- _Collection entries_
►
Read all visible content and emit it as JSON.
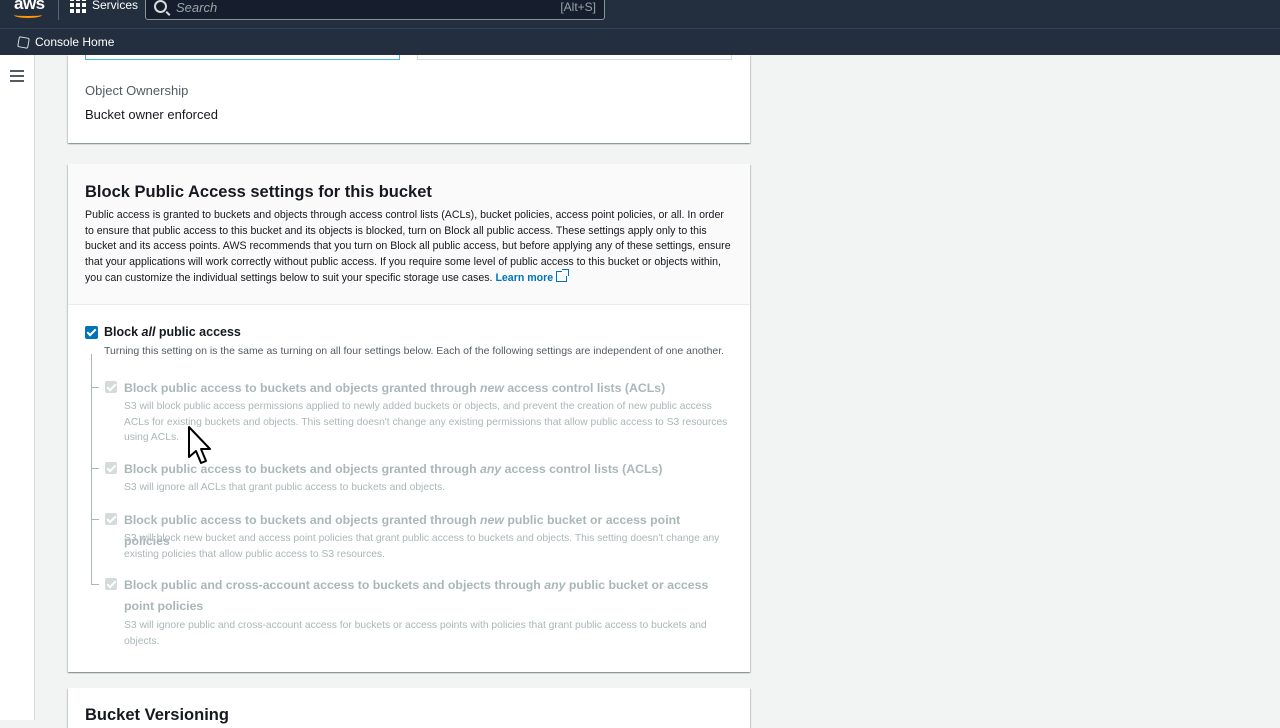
{
  "topnav": {
    "logo_text": "aws",
    "services_label": "Services",
    "search_placeholder": "Search",
    "search_shortcut": "[Alt+S]"
  },
  "subnav": {
    "console_home": "Console Home"
  },
  "ownership": {
    "label": "Object Ownership",
    "value": "Bucket owner enforced"
  },
  "block_public_access": {
    "title": "Block Public Access settings for this bucket",
    "description": "Public access is granted to buckets and objects through access control lists (ACLs), bucket policies, access point policies, or all. In order to ensure that public access to this bucket and its objects is blocked, turn on Block all public access. These settings apply only to this bucket and its access points. AWS recommends that you turn on Block all public access, but before applying any of these settings, ensure that your applications will work correctly without public access. If you require some level of public access to this bucket or objects within, you can customize the individual settings below to suit your specific storage use cases.",
    "learn_more": "Learn more",
    "main_checkbox": {
      "label_prefix": "Block ",
      "label_em": "all",
      "label_suffix": " public access",
      "checked": true,
      "description": "Turning this setting on is the same as turning on all four settings below. Each of the following settings are independent of one another."
    },
    "settings": [
      {
        "title_prefix": "Block public access to buckets and objects granted through ",
        "title_em": "new",
        "title_suffix": " access control lists (ACLs)",
        "description": "S3 will block public access permissions applied to newly added buckets or objects, and prevent the creation of new public access ACLs for existing buckets and objects. This setting doesn't change any existing permissions that allow public access to S3 resources using ACLs.",
        "checked": true
      },
      {
        "title_prefix": "Block public access to buckets and objects granted through ",
        "title_em": "any",
        "title_suffix": " access control lists (ACLs)",
        "description": "S3 will ignore all ACLs that grant public access to buckets and objects.",
        "checked": true
      },
      {
        "title_prefix": "Block public access to buckets and objects granted through ",
        "title_em": "new",
        "title_suffix": " public bucket or access point policies",
        "description": "S3 will block new bucket and access point policies that grant public access to buckets and objects. This setting doesn't change any existing policies that allow public access to S3 resources.",
        "checked": true
      },
      {
        "title_prefix": "Block public and cross-account access to buckets and objects through ",
        "title_em": "any",
        "title_suffix": " public bucket or access point policies",
        "description": "S3 will ignore public and cross-account access for buckets or access points with policies that grant public access to buckets and objects.",
        "checked": true
      }
    ]
  },
  "versioning": {
    "title": "Bucket Versioning"
  },
  "colors": {
    "nav_bg": "#232f3e",
    "accent": "#0073bb",
    "aws_orange": "#ff9900",
    "disabled_text": "#aab7b8"
  }
}
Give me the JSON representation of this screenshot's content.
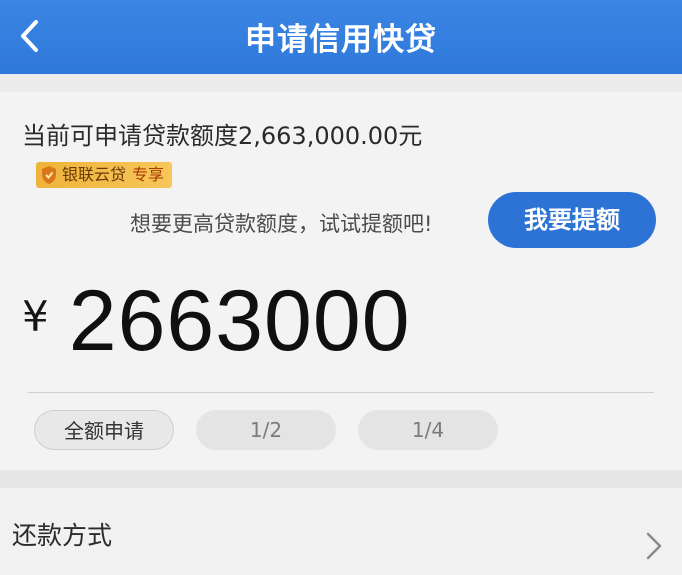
{
  "header": {
    "back_icon": "chevron-left-icon",
    "title": "申请信用快贷"
  },
  "loan": {
    "quota_text": "当前可申请贷款额度2,663,000.00元",
    "badge_brand": "银联云贷",
    "badge_tag": "专享",
    "hint": "想要更高贷款额度，试试提额吧!",
    "raise_button": "我要提额",
    "currency_symbol": "¥",
    "amount": "2663000",
    "options": [
      {
        "label": "全额申请",
        "selected": true
      },
      {
        "label": "1/2",
        "selected": false
      },
      {
        "label": "1/4",
        "selected": false
      }
    ]
  },
  "repayment": {
    "label": "还款方式",
    "chevron_icon": "chevron-right-icon"
  },
  "colors": {
    "header_blue": "#2f78db",
    "button_blue": "#2d73d5",
    "badge_gold": "#f0b33a"
  }
}
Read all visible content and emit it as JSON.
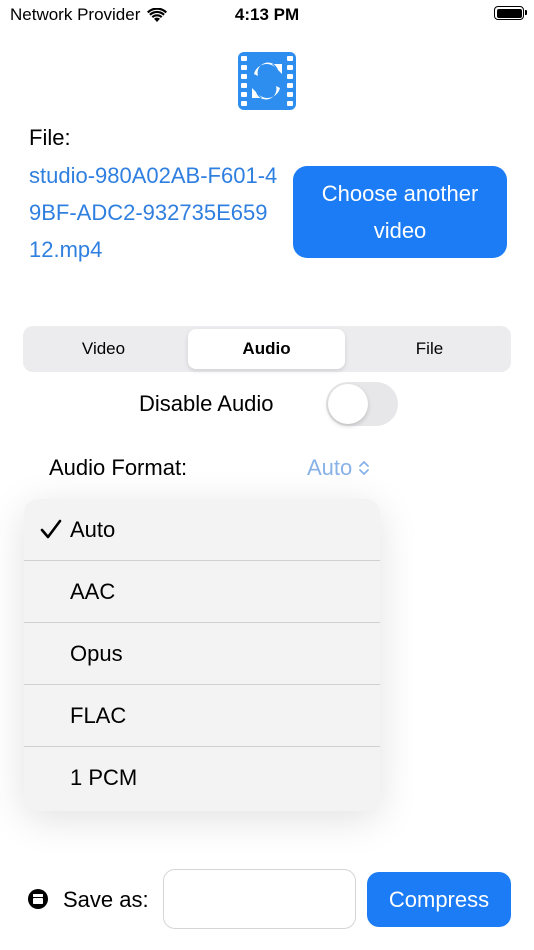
{
  "status_bar": {
    "carrier": "Network Provider",
    "time": "4:13 PM",
    "wifi_icon": "wifi-icon",
    "battery_icon": "battery-full-icon"
  },
  "app": {
    "logo_icon": "video-convert-icon",
    "accent_color": "#1b7cf5"
  },
  "file": {
    "label": "File:",
    "name": "studio-980A02AB-F601-49BF-ADC2-932735E65912.mp4",
    "choose_button": "Choose another video"
  },
  "tabs": [
    {
      "label": "Video",
      "selected": false
    },
    {
      "label": "Audio",
      "selected": true
    },
    {
      "label": "File",
      "selected": false
    }
  ],
  "audio": {
    "disable_label": "Disable Audio",
    "disable_on": false,
    "format_label": "Audio Format:",
    "format_value": "Auto",
    "format_options": [
      {
        "label": "Auto",
        "checked": true
      },
      {
        "label": "AAC",
        "checked": false
      },
      {
        "label": "Opus",
        "checked": false
      },
      {
        "label": "FLAC",
        "checked": false
      },
      {
        "label": "1 PCM",
        "checked": false
      }
    ]
  },
  "bottom": {
    "save_icon": "save-icon",
    "save_label": "Save as:",
    "save_value": "",
    "compress_button": "Compress"
  }
}
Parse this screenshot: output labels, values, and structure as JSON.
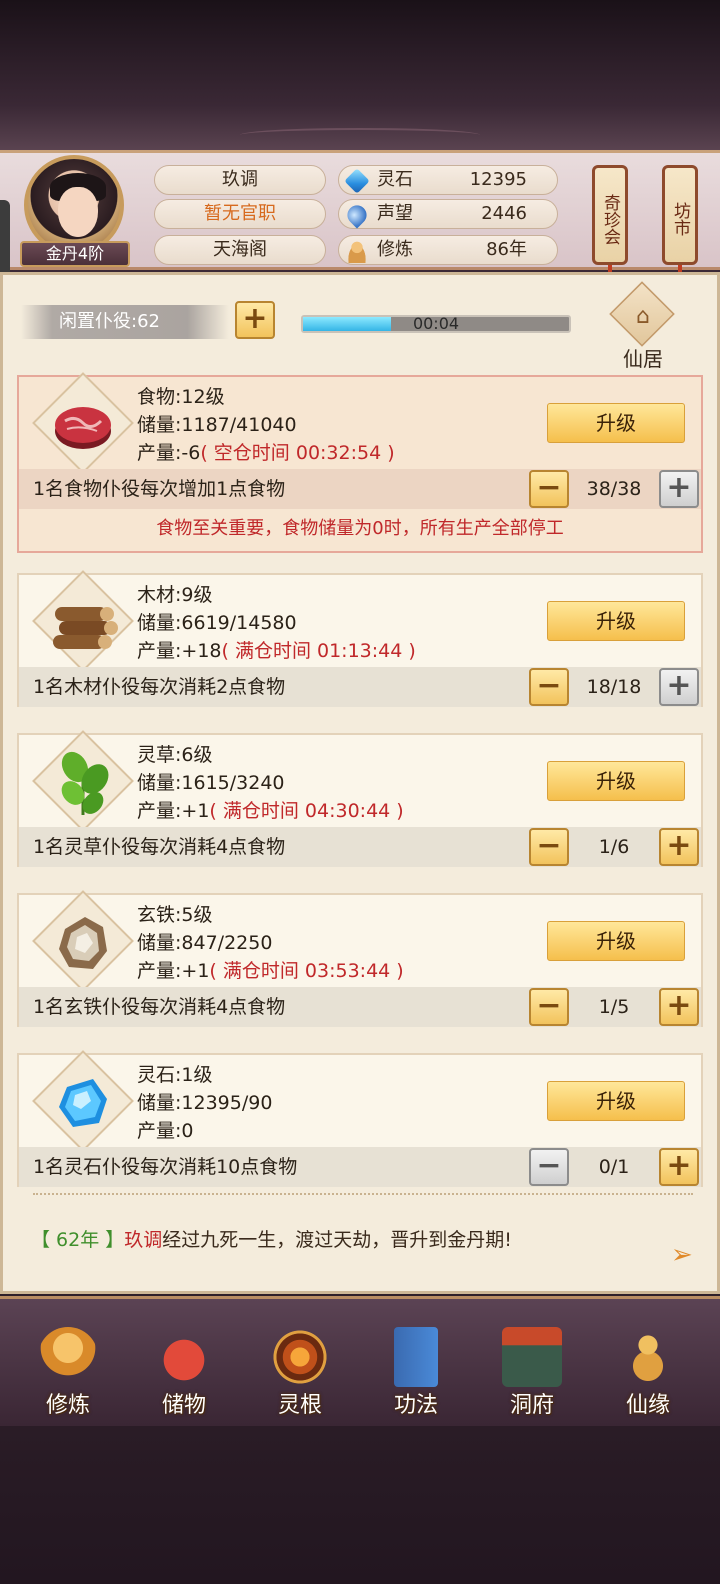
{
  "player": {
    "rank": "金丹4阶",
    "name": "玖调",
    "post": "暂无官职",
    "sect": "天海阁"
  },
  "resources": [
    {
      "label": "灵石",
      "value": "12395",
      "icon": "spirit-stone-icon"
    },
    {
      "label": "声望",
      "value": "2446",
      "icon": "prestige-icon"
    },
    {
      "label": "修炼",
      "value": "86年",
      "icon": "meditation-icon"
    }
  ],
  "banners": {
    "left": "奇珍会",
    "right": "坊市"
  },
  "idle": {
    "label": "闲置仆役:62",
    "timer": "00:04",
    "progress": 0.33
  },
  "xianju": {
    "label": "仙居"
  },
  "upgrade_label": "升级",
  "cards": [
    {
      "name": "食物:12级",
      "storage": "储量:1187/41040",
      "prod": "产量:-6",
      "prod_note": "( 空仓时间 00:32:54 )",
      "desc": "1名食物仆役每次增加1点食物",
      "count": "38/38",
      "icon": "meat-icon"
    },
    {
      "name": "木材:9级",
      "storage": "储量:6619/14580",
      "prod": "产量:+18",
      "prod_note": "( 满仓时间 01:13:44 )",
      "desc": "1名木材仆役每次消耗2点食物",
      "count": "18/18",
      "icon": "wood-icon"
    },
    {
      "name": "灵草:6级",
      "storage": "储量:1615/3240",
      "prod": "产量:+1",
      "prod_note": "( 满仓时间 04:30:44 )",
      "desc": "1名灵草仆役每次消耗4点食物",
      "count": "1/6",
      "icon": "herb-icon"
    },
    {
      "name": "玄铁:5级",
      "storage": "储量:847/2250",
      "prod": "产量:+1",
      "prod_note": "( 满仓时间 03:53:44 )",
      "desc": "1名玄铁仆役每次消耗4点食物",
      "count": "1/5",
      "icon": "iron-ore-icon"
    },
    {
      "name": "灵石:1级",
      "storage": "储量:12395/90",
      "prod": "产量:0",
      "prod_note": "",
      "desc": "1名灵石仆役每次消耗10点食物",
      "count": "0/1",
      "icon": "spirit-crystal-icon"
    }
  ],
  "warning": "食物至关重要，食物储量为0时，所有生产全部停工",
  "log": {
    "year": "【 62年 】",
    "name": "玖调",
    "text": "经过九死一生，渡过天劫，晋升到金丹期!"
  },
  "nav": [
    {
      "label": "修炼",
      "icon": "cultivate-icon"
    },
    {
      "label": "储物",
      "icon": "storage-bag-icon"
    },
    {
      "label": "灵根",
      "icon": "spirit-root-icon"
    },
    {
      "label": "功法",
      "icon": "scripture-icon"
    },
    {
      "label": "洞府",
      "icon": "cave-mansion-icon"
    },
    {
      "label": "仙缘",
      "icon": "gourd-icon"
    }
  ],
  "colors": {
    "accent_gold": "#f5bf4c",
    "alert_red": "#c0282a",
    "year_green": "#3f8f2c"
  }
}
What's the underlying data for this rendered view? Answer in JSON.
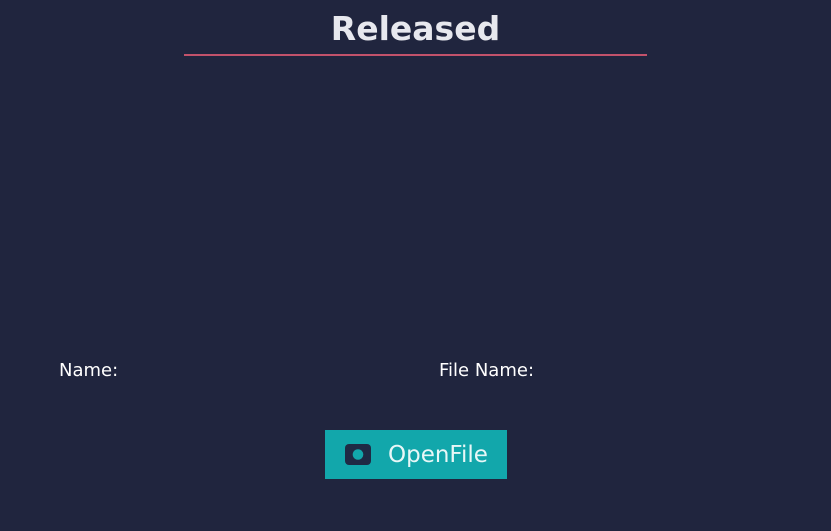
◄
- _Do this_
Print each entry shown above with exact wording and no pictures.

- _Final result_
Read all visible content and emit it as JSON.
{
  "topnav": {
    "logo_text": "aws",
    "services_label": "Services",
    "search_placeholder": "Search",
    "search_shortcut": "[Alt+S]"
  },
  "subnav": {
    "console_home": "Console Home"
  },
  "ownership": {
    "label": "Object Ownership",
    "value": "Bucket owner enforced"
  },
  "block_public_access": {
    "title": "Block Public Access settings for this bucket",
    "description": "Public access is granted to buckets and objects through access control lists (ACLs), bucket policies, access point policies, or all. In order to ensure that public access to this bucket and its objects is blocked, turn on Block all public access. These settings apply only to this bucket and its access points. AWS recommends that you turn on Block all public access, but before applying any of these settings, ensure that your applications will work correctly without public access. If you require some level of public access to this bucket or objects within, you can customize the individual settings below to suit your specific storage use cases.",
    "learn_more": "Learn more",
    "main_checkbox": {
      "label_prefix": "Block ",
      "label_em": "all",
      "label_suffix": " public access",
      "checked": true,
      "description": "Turning this setting on is the same as turning on all four settings below. Each of the following settings are independent of one another."
    },
    "settings": [
      {
        "title_prefix": "Block public access to buckets and objects granted through ",
        "title_em": "new",
        "title_suffix": " access control lists (ACLs)",
        "description": "S3 will block public access permissions applied to newly added buckets or objects, and prevent the creation of new public access ACLs for existing buckets and objects. This setting doesn't change any existing permissions that allow public access to S3 resources using ACLs.",
        "checked": true
      },
      {
        "title_prefix": "Block public access to buckets and objects granted through ",
        "title_em": "any",
        "title_suffix": " access control lists (ACLs)",
        "description": "S3 will ignore all ACLs that grant public access to buckets and objects.",
        "checked": true
      },
      {
        "title_prefix": "Block public access to buckets and objects granted through ",
        "title_em": "new",
        "title_suffix": " public bucket or access point policies",
        "description": "S3 will block new bucket and access point policies that grant public access to buckets and objects. This setting doesn't change any existing policies that allow public access to S3 resources.",
        "checked": true
      },
      {
        "title_prefix": "Block public and cross-account access to buckets and objects through ",
        "title_em": "any",
        "title_suffix": " public bucket or access point policies",
        "description": "S3 will ignore public and cross-account access for buckets or access points with policies that grant public access to buckets and objects.",
        "checked": true
      }
    ]
  },
  "versioning": {
    "title": "Bucket Versioning"
  },
  "colors": {
    "nav_bg": "#232f3e",
    "accent": "#0073bb",
    "aws_orange": "#ff9900",
    "disabled_text": "#aab7b8"
  }
}
Give me the JSON representation of this screenshot's content.
{
  "header": {
    "back_icon": "chevron-left-icon",
    "title": "申请信用快贷"
  },
  "loan": {
    "quota_text": "当前可申请贷款额度2,663,000.00元",
    "badge_brand": "银联云贷",
    "badge_tag": "专享",
    "hint": "想要更高贷款额度，试试提额吧!",
    "raise_button": "我要提额",
    "currency_symbol": "¥",
    "amount": "2663000",
    "options": [
      {
        "label": "全额申请",
        "selected": true
      },
      {
        "label": "1/2",
        "selected": false
      },
      {
        "label": "1/4",
        "selected": false
      }
    ]
  },
  "repayment": {
    "label": "还款方式",
    "chevron_icon": "chevron-right-icon"
  },
  "colors": {
    "header_blue": "#2f78db",
    "button_blue": "#2d73d5",
    "badge_gold": "#f0b33a"
  }
}
Read all visible content and emit it as JSON.
{
  "status_bar": {
    "carrier": "Network Provider",
    "time": "4:13 PM",
    "wifi_icon": "wifi-icon",
    "battery_icon": "battery-full-icon"
  },
  "app": {
    "logo_icon": "video-convert-icon",
    "accent_color": "#1b7cf5"
  },
  "file": {
    "label": "File:",
    "name": "studio-980A02AB-F601-49BF-ADC2-932735E65912.mp4",
    "choose_button": "Choose another video"
  },
  "tabs": [
    {
      "label": "Video",
      "selected": false
    },
    {
      "label": "Audio",
      "selected": true
    },
    {
      "label": "File",
      "selected": false
    }
  ],
  "audio": {
    "disable_label": "Disable Audio",
    "disable_on": false,
    "format_label": "Audio Format:",
    "format_value": "Auto",
    "format_options": [
      {
        "label": "Auto",
        "checked": true
      },
      {
        "label": "AAC",
        "checked": false
      },
      {
        "label": "Opus",
        "checked": false
      },
      {
        "label": "FLAC",
        "checked": false
      },
      {
        "label": "1 PCM",
        "checked": false
      }
    ]
  },
  "bottom": {
    "save_icon": "save-icon",
    "save_label": "Save as:",
    "save_value": "",
    "compress_button": "Compress"
  }
}
Parse this screenshot: output labels, values, and structure as JSON.
{
  "player": {
    "rank": "金丹4阶",
    "name": "玖调",
    "post": "暂无官职",
    "sect": "天海阁"
  },
  "resources": [
    {
      "label": "灵石",
      "value": "12395",
      "icon": "spirit-stone-icon"
    },
    {
      "label": "声望",
      "value": "2446",
      "icon": "prestige-icon"
    },
    {
      "label": "修炼",
      "value": "86年",
      "icon": "meditation-icon"
    }
  ],
  "banners": {
    "left": "奇珍会",
    "right": "坊市"
  },
  "idle": {
    "label": "闲置仆役:62",
    "timer": "00:04",
    "progress": 0.33
  },
  "xianju": {
    "label": "仙居"
  },
  "upgrade_label": "升级",
  "cards": [
    {
      "name": "食物:12级",
      "storage": "储量:1187/41040",
      "prod": "产量:-6",
      "prod_note": "( 空仓时间 00:32:54 )",
      "desc": "1名食物仆役每次增加1点食物",
      "count": "38/38",
      "icon": "meat-icon"
    },
    {
      "name": "木材:9级",
      "storage": "储量:6619/14580",
      "prod": "产量:+18",
      "prod_note": "( 满仓时间 01:13:44 )",
      "desc": "1名木材仆役每次消耗2点食物",
      "count": "18/18",
      "icon": "wood-icon"
    },
    {
      "name": "灵草:6级",
      "storage": "储量:1615/3240",
      "prod": "产量:+1",
      "prod_note": "( 满仓时间 04:30:44 )",
      "desc": "1名灵草仆役每次消耗4点食物",
      "count": "1/6",
      "icon": "herb-icon"
    },
    {
      "name": "玄铁:5级",
      "storage": "储量:847/2250",
      "prod": "产量:+1",
      "prod_note": "( 满仓时间 03:53:44 )",
      "desc": "1名玄铁仆役每次消耗4点食物",
      "count": "1/5",
      "icon": "iron-ore-icon"
    },
    {
      "name": "灵石:1级",
      "storage": "储量:12395/90",
      "prod": "产量:0",
      "prod_note": "",
      "desc": "1名灵石仆役每次消耗10点食物",
      "count": "0/1",
      "icon": "spirit-crystal-icon"
    }
  ],
  "warning": "食物至关重要，食物储量为0时，所有生产全部停工",
  "log": {
    "year": "【 62年 】",
    "name": "玖调",
    "text": "经过九死一生，渡过天劫，晋升到金丹期!"
  },
  "nav": [
    {
      "label": "修炼",
      "icon": "cultivate-icon"
    },
    {
      "label": "储物",
      "icon": "storage-bag-icon"
    },
    {
      "label": "灵根",
      "icon": "spirit-root-icon"
    },
    {
      "label": "功法",
      "icon": "scripture-icon"
    },
    {
      "label": "洞府",
      "icon": "cave-mansion-icon"
    },
    {
      "label": "仙缘",
      "icon": "gourd-icon"
    }
  ],
  "colors": {
    "accent_gold": "#f5bf4c",
    "alert_red": "#c0282a",
    "year_green": "#3f8f2c"
  }
}
What's the underlying data for this rendered view? Answer in JSON.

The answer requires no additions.